# START OF Source document
This diagram was created by Kentaro. The arrows denote consistency strength, and the double lines denote equivalency. The large cardinals in this diagram will be detailed on this page (unless found elsewhere on this website).

This page will only use facts from  unless otherwise stated.

## $n$-fold Variants

The $n$-fold variants of large cardinals were given in a very large paper by Sato Kentaro. Most of the definitions involve giving large closure properties to the $M$ used in the original large cardinal in an elementary embedding $j:V\rightarrow M$. They are very large, but rank-into-rank cardinals are stronger than most $n$-fold variants of large cardinals.

Generally, the $n$-fold variant of a large cardinal axiom is the similar to the generalization of superstrong cardinals to $n$-superstrong cardinals, huge cardinals to $n$-huge cardinals, etc. More specifically, if the definition of the original axiom is that $j:V\prec M$ has critical point $\kappa$ and $M$ has some closure property which uses $\kappa$, then the definition of the $n$-fold variant of the axiom is that $M$ has that closure property on $j^n(\kappa)$.
# END OF Source document
**Parts of the exercise:**
- a) Name every specific type of large cardinal that the large cardinals passage mentions.
- b) Decide whether each statement agrees with the large cardinals passage: (i) The arrows in the diagram denote equivalency. (ii) Rank-into-rank cardinals are stronger than most n-fold variants of large cardinals. (iii) In the n-fold variant of an axiom, M has the original closure property on j^n(κ). For each, answer yes or no and quote the words of the passage that decide it.
- c) Extend the large cardinals passage with further text that follows on from its final sentence.
# START OF Listed records
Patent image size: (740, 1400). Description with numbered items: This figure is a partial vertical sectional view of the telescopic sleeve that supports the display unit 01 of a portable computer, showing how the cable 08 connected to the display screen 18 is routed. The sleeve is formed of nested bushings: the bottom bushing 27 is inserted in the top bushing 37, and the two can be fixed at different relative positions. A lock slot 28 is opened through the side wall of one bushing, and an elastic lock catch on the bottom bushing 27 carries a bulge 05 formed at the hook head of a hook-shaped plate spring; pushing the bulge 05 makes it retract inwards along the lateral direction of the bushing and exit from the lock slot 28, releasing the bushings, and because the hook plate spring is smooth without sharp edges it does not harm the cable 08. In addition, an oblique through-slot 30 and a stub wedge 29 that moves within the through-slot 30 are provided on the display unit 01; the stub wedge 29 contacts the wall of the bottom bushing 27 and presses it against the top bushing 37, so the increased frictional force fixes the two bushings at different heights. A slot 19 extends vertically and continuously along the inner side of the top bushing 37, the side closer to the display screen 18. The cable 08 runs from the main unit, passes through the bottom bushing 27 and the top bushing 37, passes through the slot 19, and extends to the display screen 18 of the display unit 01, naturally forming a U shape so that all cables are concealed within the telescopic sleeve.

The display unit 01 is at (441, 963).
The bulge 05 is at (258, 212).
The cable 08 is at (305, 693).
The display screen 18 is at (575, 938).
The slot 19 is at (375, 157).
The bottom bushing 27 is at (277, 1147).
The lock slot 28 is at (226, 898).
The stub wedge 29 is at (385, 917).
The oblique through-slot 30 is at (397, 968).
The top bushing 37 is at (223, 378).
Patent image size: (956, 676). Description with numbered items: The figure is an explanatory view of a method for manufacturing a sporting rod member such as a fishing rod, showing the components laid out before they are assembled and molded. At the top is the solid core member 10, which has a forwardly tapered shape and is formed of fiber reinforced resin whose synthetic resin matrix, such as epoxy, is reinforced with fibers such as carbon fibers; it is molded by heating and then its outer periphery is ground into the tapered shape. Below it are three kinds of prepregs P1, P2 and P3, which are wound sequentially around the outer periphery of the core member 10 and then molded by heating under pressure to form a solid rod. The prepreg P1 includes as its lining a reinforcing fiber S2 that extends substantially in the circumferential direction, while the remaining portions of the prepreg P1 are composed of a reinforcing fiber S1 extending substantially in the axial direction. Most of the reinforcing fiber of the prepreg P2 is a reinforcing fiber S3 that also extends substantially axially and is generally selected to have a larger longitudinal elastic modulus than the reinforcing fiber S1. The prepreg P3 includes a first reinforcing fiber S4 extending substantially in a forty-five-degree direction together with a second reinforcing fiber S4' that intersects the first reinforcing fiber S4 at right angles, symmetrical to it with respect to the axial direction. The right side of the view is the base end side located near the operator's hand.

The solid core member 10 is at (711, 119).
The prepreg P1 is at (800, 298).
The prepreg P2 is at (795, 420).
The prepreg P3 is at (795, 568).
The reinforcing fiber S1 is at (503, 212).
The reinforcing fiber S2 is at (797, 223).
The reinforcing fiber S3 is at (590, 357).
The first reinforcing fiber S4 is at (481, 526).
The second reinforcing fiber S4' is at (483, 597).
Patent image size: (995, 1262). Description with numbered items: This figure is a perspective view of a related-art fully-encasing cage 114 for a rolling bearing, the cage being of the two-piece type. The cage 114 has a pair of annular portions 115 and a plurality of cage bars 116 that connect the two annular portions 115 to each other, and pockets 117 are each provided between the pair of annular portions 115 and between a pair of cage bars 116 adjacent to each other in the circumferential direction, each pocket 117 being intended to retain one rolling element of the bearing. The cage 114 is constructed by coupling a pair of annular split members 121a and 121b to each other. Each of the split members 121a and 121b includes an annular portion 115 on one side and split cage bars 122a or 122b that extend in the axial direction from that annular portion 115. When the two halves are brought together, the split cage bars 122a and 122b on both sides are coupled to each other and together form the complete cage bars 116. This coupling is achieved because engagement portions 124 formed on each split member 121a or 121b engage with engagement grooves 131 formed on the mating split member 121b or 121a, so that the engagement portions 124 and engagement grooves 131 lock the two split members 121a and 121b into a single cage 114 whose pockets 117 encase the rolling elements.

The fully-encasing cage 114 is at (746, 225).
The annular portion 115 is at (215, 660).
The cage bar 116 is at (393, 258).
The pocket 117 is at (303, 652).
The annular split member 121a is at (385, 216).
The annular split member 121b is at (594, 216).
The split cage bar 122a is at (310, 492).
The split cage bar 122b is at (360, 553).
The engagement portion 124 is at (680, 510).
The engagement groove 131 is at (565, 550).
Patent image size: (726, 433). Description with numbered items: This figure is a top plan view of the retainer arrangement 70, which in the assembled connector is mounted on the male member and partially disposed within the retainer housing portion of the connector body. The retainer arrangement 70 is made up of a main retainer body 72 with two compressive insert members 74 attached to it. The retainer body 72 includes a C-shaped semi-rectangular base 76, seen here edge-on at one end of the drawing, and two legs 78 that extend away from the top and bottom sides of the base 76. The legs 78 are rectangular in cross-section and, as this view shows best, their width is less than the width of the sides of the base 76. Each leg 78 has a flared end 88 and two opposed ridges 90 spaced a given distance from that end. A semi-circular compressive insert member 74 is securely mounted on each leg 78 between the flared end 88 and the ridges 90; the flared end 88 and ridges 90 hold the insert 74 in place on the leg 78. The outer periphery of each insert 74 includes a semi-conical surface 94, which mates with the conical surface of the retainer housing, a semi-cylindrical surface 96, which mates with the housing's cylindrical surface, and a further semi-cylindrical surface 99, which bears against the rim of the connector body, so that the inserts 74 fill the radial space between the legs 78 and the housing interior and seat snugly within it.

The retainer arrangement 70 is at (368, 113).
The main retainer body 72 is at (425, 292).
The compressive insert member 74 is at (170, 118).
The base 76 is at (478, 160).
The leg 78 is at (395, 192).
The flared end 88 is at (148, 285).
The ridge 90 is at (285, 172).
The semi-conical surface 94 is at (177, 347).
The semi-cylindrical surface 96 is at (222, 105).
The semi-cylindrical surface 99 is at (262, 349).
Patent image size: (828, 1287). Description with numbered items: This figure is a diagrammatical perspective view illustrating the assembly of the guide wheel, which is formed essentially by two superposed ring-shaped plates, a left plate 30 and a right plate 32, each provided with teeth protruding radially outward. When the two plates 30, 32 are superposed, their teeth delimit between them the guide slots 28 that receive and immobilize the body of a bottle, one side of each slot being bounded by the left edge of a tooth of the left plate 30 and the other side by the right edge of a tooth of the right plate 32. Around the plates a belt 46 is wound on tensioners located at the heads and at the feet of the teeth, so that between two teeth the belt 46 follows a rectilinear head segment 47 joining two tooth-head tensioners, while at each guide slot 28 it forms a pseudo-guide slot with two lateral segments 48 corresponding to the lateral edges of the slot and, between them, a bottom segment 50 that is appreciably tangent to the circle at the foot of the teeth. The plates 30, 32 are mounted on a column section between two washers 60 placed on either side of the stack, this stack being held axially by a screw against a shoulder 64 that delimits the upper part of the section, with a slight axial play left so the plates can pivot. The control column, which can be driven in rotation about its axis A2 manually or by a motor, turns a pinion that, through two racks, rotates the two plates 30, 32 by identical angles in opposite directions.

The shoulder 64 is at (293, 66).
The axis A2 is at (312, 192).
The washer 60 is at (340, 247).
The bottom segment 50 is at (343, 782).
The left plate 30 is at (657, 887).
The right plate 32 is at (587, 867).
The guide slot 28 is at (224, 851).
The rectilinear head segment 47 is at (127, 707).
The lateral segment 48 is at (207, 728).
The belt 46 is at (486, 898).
# END OF Listed records
**Per-task answers:**
- a) Rank-into-rank cardinals, superstrong cardinals, n-superstrong cardinals, huge cardinals, and n-huge cardinals.

- b)
(i) No: "The arrows denote consistency strength, and the double lines denote equivalency."
(ii) Yes: "rank-into-rank cardinals are stronger than most $n$-fold variants of large cardinals."
(iii) Yes: "the definition of the $n$-fold variant of the axiom is that $M$ has that closure property on $j^n(\kappa)$."

- c)
### $n$-fold Variants which are simply the original Large Cardinal

In , there were many $n$-fold variants which were simply different names of the original large cardinal. This was due to the fact that some n-fold variants, if only named n-variants instead, would be confusing to the reader (for example the $n$-fold extendibles rather than the $n$-extendibles). Here are a list of such cardinals:

• The $n$-fold superstrong cardinals are precisely the $n$-superstrong cardinals
• The $n$-fold almost huge cardinals are precisely the almost $n$-huge cardinals
• The $n$-fold huge cardinals are precisely the $n$-huge cardinals
• The $n$-fold superhuge cardinals are precisely the $n$-superhuge cardinals
• The $\omega$-fold superstrong and $\omega$-fold Shelah cardinals are precisely the I2 cardinals
• $\kappa$ such that there is a non-trivial elementary embedding $j: V\prec M$ with $\operatorname{crit} j = \kappa$ and $V_{j^\omega(\kappa)}\subseteq M$.

Results:

• If $\kappa$ is supercompact and $n$-huge, then there is a normal measure $U$ on $\kappa$ such that $\{\alpha\lt\kappa|\alpha\text{ is }n\text{-huge}\}$, $\{\alpha\lt\kappa|V_\kappa\vDash\alpha\text{ is }n\text{-huge}\}\in U$.
• If $\kappa$ is super $n$-huge, then $\kappa$ is the $\kappa$th $n$-huge cardinal.
• If $\kappa$ is super $n$-huge, then $V_\kappa$ is a transitive model of $ZFC+\text{There is a proper class of }n\text{-huge cardinals}$.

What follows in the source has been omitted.